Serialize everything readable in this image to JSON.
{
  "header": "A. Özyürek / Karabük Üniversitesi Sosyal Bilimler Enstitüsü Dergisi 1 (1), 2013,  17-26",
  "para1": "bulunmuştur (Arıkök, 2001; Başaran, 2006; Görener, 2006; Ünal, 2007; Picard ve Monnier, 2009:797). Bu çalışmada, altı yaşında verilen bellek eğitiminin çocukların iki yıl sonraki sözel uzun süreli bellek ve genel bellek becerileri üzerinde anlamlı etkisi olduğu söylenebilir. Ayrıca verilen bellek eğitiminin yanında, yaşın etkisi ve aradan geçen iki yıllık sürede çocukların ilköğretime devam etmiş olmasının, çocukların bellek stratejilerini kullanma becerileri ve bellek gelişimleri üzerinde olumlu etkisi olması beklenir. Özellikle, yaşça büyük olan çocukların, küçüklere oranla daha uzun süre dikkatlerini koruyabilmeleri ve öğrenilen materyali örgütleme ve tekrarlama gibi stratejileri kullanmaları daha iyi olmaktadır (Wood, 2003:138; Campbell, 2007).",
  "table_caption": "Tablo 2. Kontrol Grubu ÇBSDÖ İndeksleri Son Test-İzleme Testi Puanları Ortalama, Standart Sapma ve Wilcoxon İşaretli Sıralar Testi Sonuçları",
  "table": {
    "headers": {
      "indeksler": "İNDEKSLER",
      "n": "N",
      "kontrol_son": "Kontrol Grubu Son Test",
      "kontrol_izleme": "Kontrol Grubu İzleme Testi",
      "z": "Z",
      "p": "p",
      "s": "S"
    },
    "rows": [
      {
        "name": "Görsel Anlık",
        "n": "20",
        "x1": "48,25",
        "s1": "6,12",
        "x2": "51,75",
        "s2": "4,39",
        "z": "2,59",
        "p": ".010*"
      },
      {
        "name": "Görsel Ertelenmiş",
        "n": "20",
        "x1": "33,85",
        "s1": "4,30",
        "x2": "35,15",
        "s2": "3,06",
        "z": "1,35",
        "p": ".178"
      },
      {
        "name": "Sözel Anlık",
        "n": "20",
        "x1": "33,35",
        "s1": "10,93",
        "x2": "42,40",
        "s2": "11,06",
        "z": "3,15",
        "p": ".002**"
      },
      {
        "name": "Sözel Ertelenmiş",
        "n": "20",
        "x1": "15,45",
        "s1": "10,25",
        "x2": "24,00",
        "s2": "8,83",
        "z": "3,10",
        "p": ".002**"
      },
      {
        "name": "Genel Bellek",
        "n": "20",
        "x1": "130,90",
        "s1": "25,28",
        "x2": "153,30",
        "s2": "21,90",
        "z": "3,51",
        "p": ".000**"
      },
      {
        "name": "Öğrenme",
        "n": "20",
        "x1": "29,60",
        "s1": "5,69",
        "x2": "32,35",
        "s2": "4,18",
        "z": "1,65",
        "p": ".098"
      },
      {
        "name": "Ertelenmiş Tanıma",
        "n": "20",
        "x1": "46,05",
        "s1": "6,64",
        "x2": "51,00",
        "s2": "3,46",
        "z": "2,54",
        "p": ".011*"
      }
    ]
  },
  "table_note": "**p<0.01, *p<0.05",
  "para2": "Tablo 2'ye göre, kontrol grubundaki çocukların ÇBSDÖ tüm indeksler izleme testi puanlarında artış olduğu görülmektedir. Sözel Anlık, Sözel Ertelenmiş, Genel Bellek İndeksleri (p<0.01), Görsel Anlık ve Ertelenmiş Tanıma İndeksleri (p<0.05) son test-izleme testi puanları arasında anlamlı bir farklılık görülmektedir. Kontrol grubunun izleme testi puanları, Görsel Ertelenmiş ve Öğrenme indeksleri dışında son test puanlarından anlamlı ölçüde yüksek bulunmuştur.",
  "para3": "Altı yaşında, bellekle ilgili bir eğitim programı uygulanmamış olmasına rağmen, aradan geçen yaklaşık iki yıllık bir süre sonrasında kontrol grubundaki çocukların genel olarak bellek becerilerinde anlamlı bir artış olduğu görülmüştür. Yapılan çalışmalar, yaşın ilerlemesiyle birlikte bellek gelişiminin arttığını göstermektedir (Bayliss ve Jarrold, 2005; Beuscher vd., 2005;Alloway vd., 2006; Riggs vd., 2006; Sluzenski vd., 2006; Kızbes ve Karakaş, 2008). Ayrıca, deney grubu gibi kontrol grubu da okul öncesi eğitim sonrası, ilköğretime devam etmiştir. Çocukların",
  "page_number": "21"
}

--------------------------------

## What you will do
Return every line above that contains the word "name".

## Answer
        "name": "Görsel Anlık",
        "name": "Görsel Ertelenmiş",
        "name": "Sözel Anlık",
        "name": "Sözel Ertelenmiş",
        "name": "Genel Bellek",
        "name": "Öğrenme",
        "name": "Ertelenmiş Tanıma",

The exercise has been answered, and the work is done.